**INPUT DATA:**
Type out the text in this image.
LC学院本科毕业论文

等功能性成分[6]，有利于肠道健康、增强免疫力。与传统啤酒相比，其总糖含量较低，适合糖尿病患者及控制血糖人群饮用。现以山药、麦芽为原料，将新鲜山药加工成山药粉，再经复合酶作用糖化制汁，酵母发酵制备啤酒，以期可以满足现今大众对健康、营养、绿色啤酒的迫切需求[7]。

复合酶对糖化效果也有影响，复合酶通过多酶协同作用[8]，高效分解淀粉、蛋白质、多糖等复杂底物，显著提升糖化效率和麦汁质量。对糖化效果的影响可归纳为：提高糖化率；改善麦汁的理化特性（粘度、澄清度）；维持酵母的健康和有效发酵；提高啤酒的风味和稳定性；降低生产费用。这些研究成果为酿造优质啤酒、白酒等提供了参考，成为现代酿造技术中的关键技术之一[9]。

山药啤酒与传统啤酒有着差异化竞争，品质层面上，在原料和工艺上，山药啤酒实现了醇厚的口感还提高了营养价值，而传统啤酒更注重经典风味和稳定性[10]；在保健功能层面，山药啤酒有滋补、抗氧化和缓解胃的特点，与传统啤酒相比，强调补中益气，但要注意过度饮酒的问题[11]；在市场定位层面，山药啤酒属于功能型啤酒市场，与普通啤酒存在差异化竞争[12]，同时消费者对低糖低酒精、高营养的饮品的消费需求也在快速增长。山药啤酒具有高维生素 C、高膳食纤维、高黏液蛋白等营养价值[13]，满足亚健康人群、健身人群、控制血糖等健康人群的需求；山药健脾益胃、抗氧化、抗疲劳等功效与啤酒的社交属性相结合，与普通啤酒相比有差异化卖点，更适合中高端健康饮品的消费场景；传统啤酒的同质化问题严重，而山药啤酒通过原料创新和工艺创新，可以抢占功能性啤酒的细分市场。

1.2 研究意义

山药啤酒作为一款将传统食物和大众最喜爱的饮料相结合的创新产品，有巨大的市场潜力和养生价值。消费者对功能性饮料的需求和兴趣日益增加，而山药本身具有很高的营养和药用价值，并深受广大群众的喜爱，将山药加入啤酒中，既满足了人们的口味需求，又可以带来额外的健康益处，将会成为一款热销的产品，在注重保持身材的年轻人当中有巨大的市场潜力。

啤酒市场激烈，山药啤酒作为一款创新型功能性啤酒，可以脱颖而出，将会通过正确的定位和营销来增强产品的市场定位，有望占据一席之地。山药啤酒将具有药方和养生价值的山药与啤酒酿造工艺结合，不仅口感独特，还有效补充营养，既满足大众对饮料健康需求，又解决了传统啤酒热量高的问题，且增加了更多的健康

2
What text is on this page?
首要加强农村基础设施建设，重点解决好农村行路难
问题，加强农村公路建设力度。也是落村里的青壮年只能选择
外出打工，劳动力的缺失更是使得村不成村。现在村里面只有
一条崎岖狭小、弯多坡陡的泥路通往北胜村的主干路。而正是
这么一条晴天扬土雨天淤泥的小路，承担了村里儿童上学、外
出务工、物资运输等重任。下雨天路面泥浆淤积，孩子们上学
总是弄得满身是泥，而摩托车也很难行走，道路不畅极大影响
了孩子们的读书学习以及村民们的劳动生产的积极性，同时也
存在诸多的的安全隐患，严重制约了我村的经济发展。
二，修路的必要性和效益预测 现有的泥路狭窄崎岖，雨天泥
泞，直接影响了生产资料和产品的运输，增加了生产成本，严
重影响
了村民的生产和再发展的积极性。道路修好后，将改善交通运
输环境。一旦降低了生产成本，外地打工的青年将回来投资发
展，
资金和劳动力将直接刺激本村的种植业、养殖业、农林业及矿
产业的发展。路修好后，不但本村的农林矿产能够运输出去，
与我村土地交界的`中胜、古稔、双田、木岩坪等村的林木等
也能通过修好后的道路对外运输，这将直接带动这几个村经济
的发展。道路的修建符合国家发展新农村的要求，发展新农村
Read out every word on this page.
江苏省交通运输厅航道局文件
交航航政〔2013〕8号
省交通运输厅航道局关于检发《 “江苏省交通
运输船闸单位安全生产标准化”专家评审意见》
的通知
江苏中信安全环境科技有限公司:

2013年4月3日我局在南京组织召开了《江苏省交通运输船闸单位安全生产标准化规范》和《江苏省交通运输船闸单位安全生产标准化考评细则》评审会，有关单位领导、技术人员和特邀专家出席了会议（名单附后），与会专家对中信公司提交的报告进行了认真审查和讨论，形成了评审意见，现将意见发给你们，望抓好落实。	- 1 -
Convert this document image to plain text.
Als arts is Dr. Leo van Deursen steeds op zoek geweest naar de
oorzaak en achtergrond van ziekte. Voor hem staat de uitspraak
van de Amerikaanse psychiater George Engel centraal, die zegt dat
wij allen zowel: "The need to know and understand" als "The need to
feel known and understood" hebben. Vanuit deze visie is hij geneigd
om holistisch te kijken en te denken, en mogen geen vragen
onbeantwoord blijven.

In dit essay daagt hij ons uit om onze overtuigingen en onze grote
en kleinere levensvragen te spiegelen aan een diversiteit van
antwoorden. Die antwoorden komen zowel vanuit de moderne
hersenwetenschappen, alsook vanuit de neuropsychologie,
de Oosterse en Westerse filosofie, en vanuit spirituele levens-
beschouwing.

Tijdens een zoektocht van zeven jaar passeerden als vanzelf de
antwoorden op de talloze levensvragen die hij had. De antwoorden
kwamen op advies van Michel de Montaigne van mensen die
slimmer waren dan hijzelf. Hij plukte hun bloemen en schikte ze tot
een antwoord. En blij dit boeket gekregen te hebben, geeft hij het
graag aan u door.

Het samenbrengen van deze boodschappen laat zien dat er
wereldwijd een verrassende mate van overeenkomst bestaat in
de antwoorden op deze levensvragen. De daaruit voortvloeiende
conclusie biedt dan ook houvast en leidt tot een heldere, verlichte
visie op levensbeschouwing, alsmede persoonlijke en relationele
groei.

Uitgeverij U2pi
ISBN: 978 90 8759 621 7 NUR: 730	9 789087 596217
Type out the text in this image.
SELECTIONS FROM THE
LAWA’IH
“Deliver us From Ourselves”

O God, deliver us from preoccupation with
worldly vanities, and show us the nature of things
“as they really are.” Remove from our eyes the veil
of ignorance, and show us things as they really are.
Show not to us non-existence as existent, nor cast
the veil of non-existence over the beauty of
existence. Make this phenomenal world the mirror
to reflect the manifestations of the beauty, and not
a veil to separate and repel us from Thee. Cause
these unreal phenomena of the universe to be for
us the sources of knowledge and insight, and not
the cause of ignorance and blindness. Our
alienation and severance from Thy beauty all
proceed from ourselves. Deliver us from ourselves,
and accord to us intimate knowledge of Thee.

**DIRECTIONS:** Return every line holding the word "与传统啤酒相比" from the records.

**TASK RESPONSE:**
等功能性成分[6]，有利于肠道健康、增强免疫力。与传统啤酒相比，其总糖含量较低，适合糖尿病患者及控制血糖人群饮用。现以山药、麦芽为原料，将新鲜山药加工成山药粉，再经复合酶作用糖化制汁，酵母发酵制备啤酒，以期可以满足现今大众对健康、营养、绿色啤酒的迫切需求[7]。
山药啤酒与传统啤酒有着差异化竞争，品质层面上，在原料和工艺上，山药啤酒实现了醇厚的口感还提高了营养价值，而传统啤酒更注重经典风味和稳定性[10]；在保健功能层面，山药啤酒有滋补、抗氧化和缓解胃的特点，与传统啤酒相比，强调补中益气，但要注意过度饮酒的问题[11]；在市场定位层面，山药啤酒属于功能型啤酒市场，与普通啤酒存在差异化竞争[12]，同时消费者对低糖低酒精、高营养的饮品的消费需求也在快速增长。山药啤酒具有高维生素 C、高膳食纤维、高黏液蛋白等营养价值[13]，满足亚健康人群、健身人群、控制血糖等健康人群的需求；山药健脾益胃、抗氧化、抗疲劳等功效与啤酒的社交属性相结合，与普通啤酒相比有差异化卖点，更适合中高端健康饮品的消费场景；传统啤酒的同质化问题严重，而山药啤酒通过原料创新和工艺创新，可以抢占功能性啤酒的细分市场。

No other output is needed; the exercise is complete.